-- Short exercise --
Skip the images. Copy the records exactly as written.

** BEGIN Task material **

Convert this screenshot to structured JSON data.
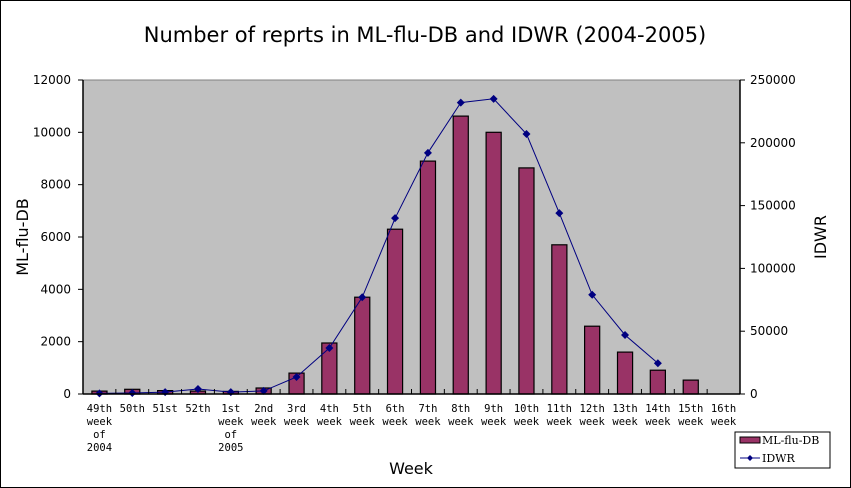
{
  "chart_data": {
    "type": "bar",
    "title": "Number of reprts in ML-flu-DB and IDWR (2004-2005)",
    "xlabel": "Week",
    "ylabel": "ML-flu-DB",
    "y2label": "IDWR",
    "ylim": [
      0,
      12000
    ],
    "y2lim": [
      0,
      250000
    ],
    "yticks": [
      "0",
      "2000",
      "4000",
      "6000",
      "8000",
      "10000",
      "12000"
    ],
    "y2ticks": [
      "0",
      "50000",
      "100000",
      "150000",
      "200000",
      "250000"
    ],
    "grid": false,
    "legend_position": "bottom-right",
    "categories": [
      [
        "49th",
        "week",
        "of",
        "2004"
      ],
      [
        "50th"
      ],
      [
        "51st"
      ],
      [
        "52th"
      ],
      [
        "1st",
        "week",
        "of",
        "2005"
      ],
      [
        "2nd",
        "week"
      ],
      [
        "3rd",
        "week"
      ],
      [
        "4th",
        "week"
      ],
      [
        "5th",
        "week"
      ],
      [
        "6th",
        "week"
      ],
      [
        "7th",
        "week"
      ],
      [
        "8th",
        "week"
      ],
      [
        "9th",
        "week"
      ],
      [
        "10th",
        "week"
      ],
      [
        "11th",
        "week"
      ],
      [
        "12th",
        "week"
      ],
      [
        "13th",
        "week"
      ],
      [
        "14th",
        "week"
      ],
      [
        "15th",
        "week"
      ],
      [
        "16th",
        "week"
      ]
    ],
    "series": [
      {
        "name": "ML-flu-DB",
        "type": "bar",
        "axis": "left",
        "color": "#993366",
        "values": [
          110,
          180,
          130,
          110,
          100,
          230,
          800,
          1950,
          3700,
          6300,
          8900,
          10620,
          10000,
          8640,
          5700,
          2590,
          1600,
          910,
          530,
          null
        ]
      },
      {
        "name": "IDWR",
        "type": "line",
        "axis": "right",
        "color": "#000080",
        "values": [
          500,
          800,
          1500,
          4000,
          1500,
          2500,
          13500,
          36600,
          77000,
          140000,
          192000,
          232000,
          235000,
          207000,
          144000,
          79000,
          47000,
          24500,
          null,
          null
        ]
      }
    ]
  },
  "colors": {
    "plot_background": "#c0c0c0",
    "bar_fill": "#993366",
    "line": "#000080"
  }
}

** END Task material **

-- Response to this task --
Convert this screenshot to structured JSON data.
{
  "chart_data": {
    "type": "bar",
    "title": "Number of reprts in ML-flu-DB and IDWR (2004-2005)",
    "xlabel": "Week",
    "ylabel": "ML-flu-DB",
    "y2label": "IDWR",
    "ylim": [
      0,
      12000
    ],
    "y2lim": [
      0,
      250000
    ],
    "yticks": [
      "0",
      "2000",
      "4000",
      "6000",
      "8000",
      "10000",
      "12000"
    ],
    "y2ticks": [
      "0",
      "50000",
      "100000",
      "150000",
      "200000",
      "250000"
    ],
    "grid": false,
    "legend_position": "bottom-right",
    "categories": [
      [
        "49th",
        "week",
        "of",
        "2004"
      ],
      [
        "50th"
      ],
      [
        "51st"
      ],
      [
        "52th"
      ],
      [
        "1st",
        "week",
        "of",
        "2005"
      ],
      [
        "2nd",
        "week"
      ],
      [
        "3rd",
        "week"
      ],
      [
        "4th",
        "week"
      ],
      [
        "5th",
        "week"
      ],
      [
        "6th",
        "week"
      ],
      [
        "7th",
        "week"
      ],
      [
        "8th",
        "week"
      ],
      [
        "9th",
        "week"
      ],
      [
        "10th",
        "week"
      ],
      [
        "11th",
        "week"
      ],
      [
        "12th",
        "week"
      ],
      [
        "13th",
        "week"
      ],
      [
        "14th",
        "week"
      ],
      [
        "15th",
        "week"
      ],
      [
        "16th",
        "week"
      ]
    ],
    "series": [
      {
        "name": "ML-flu-DB",
        "type": "bar",
        "axis": "left",
        "color": "#993366",
        "values": [
          110,
          180,
          130,
          110,
          100,
          230,
          800,
          1950,
          3700,
          6300,
          8900,
          10620,
          10000,
          8640,
          5700,
          2590,
          1600,
          910,
          530,
          null
        ]
      },
      {
        "name": "IDWR",
        "type": "line",
        "axis": "right",
        "color": "#000080",
        "values": [
          500,
          800,
          1500,
          4000,
          1500,
          2500,
          13500,
          36600,
          77000,
          140000,
          192000,
          232000,
          235000,
          207000,
          144000,
          79000,
          47000,
          24500,
          null,
          null
        ]
      }
    ]
  },
  "colors": {
    "plot_background": "#c0c0c0",
    "bar_fill": "#993366",
    "line": "#000080"
  }
}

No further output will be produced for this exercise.